- SET PROBLEM
Print all the records exactly, please.

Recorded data
====
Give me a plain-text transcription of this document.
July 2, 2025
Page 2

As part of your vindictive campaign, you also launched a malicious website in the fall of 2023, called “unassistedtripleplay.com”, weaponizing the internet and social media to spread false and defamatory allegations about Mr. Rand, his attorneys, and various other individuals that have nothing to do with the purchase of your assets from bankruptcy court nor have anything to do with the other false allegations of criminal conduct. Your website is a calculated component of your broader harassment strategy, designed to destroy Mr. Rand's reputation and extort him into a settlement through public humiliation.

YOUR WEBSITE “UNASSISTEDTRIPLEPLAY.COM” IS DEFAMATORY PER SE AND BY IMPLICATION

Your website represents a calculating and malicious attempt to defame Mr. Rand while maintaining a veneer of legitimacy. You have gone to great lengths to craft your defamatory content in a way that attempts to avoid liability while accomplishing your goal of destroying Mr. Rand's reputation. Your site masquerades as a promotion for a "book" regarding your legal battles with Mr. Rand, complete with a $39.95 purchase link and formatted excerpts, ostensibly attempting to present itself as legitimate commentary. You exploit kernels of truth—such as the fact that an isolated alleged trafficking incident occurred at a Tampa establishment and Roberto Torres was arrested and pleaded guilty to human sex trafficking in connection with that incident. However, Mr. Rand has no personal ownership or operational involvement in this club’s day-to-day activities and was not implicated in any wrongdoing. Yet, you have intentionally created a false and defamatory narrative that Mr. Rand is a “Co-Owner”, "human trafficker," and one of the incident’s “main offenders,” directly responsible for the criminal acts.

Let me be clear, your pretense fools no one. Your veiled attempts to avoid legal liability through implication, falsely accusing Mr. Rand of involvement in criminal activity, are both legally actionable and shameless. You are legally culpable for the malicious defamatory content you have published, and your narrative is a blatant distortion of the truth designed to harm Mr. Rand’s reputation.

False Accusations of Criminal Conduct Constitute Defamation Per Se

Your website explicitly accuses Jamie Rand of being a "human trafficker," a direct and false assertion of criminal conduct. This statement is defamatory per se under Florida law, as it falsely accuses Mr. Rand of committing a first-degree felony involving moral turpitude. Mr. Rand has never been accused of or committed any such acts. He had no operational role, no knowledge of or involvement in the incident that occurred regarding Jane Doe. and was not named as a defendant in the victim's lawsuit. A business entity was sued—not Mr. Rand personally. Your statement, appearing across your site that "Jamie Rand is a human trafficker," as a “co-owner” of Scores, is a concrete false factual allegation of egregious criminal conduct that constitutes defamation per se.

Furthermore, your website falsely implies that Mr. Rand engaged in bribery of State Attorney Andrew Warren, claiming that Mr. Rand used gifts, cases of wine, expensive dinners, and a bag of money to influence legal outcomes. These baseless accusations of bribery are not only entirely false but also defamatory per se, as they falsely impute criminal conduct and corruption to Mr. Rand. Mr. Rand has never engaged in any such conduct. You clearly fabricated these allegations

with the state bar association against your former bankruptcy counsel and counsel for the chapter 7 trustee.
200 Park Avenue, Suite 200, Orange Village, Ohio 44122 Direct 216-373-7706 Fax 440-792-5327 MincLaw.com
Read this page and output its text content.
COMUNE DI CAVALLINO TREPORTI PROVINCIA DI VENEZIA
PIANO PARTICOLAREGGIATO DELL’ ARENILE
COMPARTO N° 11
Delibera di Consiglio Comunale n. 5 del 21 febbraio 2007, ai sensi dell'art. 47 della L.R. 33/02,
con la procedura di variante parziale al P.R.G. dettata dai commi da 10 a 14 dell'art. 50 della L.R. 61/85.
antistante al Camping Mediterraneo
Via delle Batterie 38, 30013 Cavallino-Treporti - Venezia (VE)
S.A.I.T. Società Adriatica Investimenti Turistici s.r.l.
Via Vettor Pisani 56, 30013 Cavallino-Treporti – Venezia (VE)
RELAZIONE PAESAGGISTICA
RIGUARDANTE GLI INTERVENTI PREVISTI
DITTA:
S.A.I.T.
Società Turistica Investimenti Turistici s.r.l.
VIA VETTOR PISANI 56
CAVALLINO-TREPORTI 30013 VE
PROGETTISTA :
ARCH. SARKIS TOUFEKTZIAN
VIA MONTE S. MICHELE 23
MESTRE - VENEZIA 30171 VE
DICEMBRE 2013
====
- RESULT FOR THIS TASK
Give me a plain-text transcription of this document.
July 2, 2025
Page 2

As part of your vindictive campaign, you also launched a malicious website in the fall of 2023, called “unassistedtripleplay.com”, weaponizing the internet and social media to spread false and defamatory allegations about Mr. Rand, his attorneys, and various other individuals that have nothing to do with the purchase of your assets from bankruptcy court nor have anything to do with the other false allegations of criminal conduct. Your website is a calculated component of your broader harassment strategy, designed to destroy Mr. Rand's reputation and extort him into a settlement through public humiliation.

YOUR WEBSITE “UNASSISTEDTRIPLEPLAY.COM” IS DEFAMATORY PER SE AND BY IMPLICATION

Your website represents a calculating and malicious attempt to defame Mr. Rand while maintaining a veneer of legitimacy. You have gone to great lengths to craft your defamatory content in a way that attempts to avoid liability while accomplishing your goal of destroying Mr. Rand's reputation. Your site masquerades as a promotion for a "book" regarding your legal battles with Mr. Rand, complete with a $39.95 purchase link and formatted excerpts, ostensibly attempting to present itself as legitimate commentary. You exploit kernels of truth—such as the fact that an isolated alleged trafficking incident occurred at a Tampa establishment and Roberto Torres was arrested and pleaded guilty to human sex trafficking in connection with that incident. However, Mr. Rand has no personal ownership or operational involvement in this club’s day-to-day activities and was not implicated in any wrongdoing. Yet, you have intentionally created a false and defamatory narrative that Mr. Rand is a “Co-Owner”, "human trafficker," and one of the incident’s “main offenders,” directly responsible for the criminal acts.

Let me be clear, your pretense fools no one. Your veiled attempts to avoid legal liability through implication, falsely accusing Mr. Rand of involvement in criminal activity, are both legally actionable and shameless. You are legally culpable for the malicious defamatory content you have published, and your narrative is a blatant distortion of the truth designed to harm Mr. Rand’s reputation.

False Accusations of Criminal Conduct Constitute Defamation Per Se

Your website explicitly accuses Jamie Rand of being a "human trafficker," a direct and false assertion of criminal conduct. This statement is defamatory per se under Florida law, as it falsely accuses Mr. Rand of committing a first-degree felony involving moral turpitude. Mr. Rand has never been accused of or committed any such acts. He had no operational role, no knowledge of or involvement in the incident that occurred regarding Jane Doe. and was not named as a defendant in the victim's lawsuit. A business entity was sued—not Mr. Rand personally. Your statement, appearing across your site that "Jamie Rand is a human trafficker," as a “co-owner” of Scores, is a concrete false factual allegation of egregious criminal conduct that constitutes defamation per se.

Furthermore, your website falsely implies that Mr. Rand engaged in bribery of State Attorney Andrew Warren, claiming that Mr. Rand used gifts, cases of wine, expensive dinners, and a bag of money to influence legal outcomes. These baseless accusations of bribery are not only entirely false but also defamatory per se, as they falsely impute criminal conduct and corruption to Mr. Rand. Mr. Rand has never engaged in any such conduct. You clearly fabricated these allegations

with the state bar association against your former bankruptcy counsel and counsel for the chapter 7 trustee.
200 Park Avenue, Suite 200, Orange Village, Ohio 44122 Direct 216-373-7706 Fax 440-792-5327 MincLaw.com
Read this page and output its text content.
COMUNE DI CAVALLINO TREPORTI PROVINCIA DI VENEZIA
PIANO PARTICOLAREGGIATO DELL’ ARENILE
COMPARTO N° 11
Delibera di Consiglio Comunale n. 5 del 21 febbraio 2007, ai sensi dell'art. 47 della L.R. 33/02,
con la procedura di variante parziale al P.R.G. dettata dai commi da 10 a 14 dell'art. 50 della L.R. 61/85.
antistante al Camping Mediterraneo
Via delle Batterie 38, 30013 Cavallino-Treporti - Venezia (VE)
S.A.I.T. Società Adriatica Investimenti Turistici s.r.l.
Via Vettor Pisani 56, 30013 Cavallino-Treporti – Venezia (VE)
RELAZIONE PAESAGGISTICA
RIGUARDANTE GLI INTERVENTI PREVISTI
DITTA:
S.A.I.T.
Società Turistica Investimenti Turistici s.r.l.
VIA VETTOR PISANI 56
CAVALLINO-TREPORTI 30013 VE
PROGETTISTA :
ARCH. SARKIS TOUFEKTZIAN
VIA MONTE S. MICHELE 23
MESTRE - VENEZIA 30171 VE
DICEMBRE 2013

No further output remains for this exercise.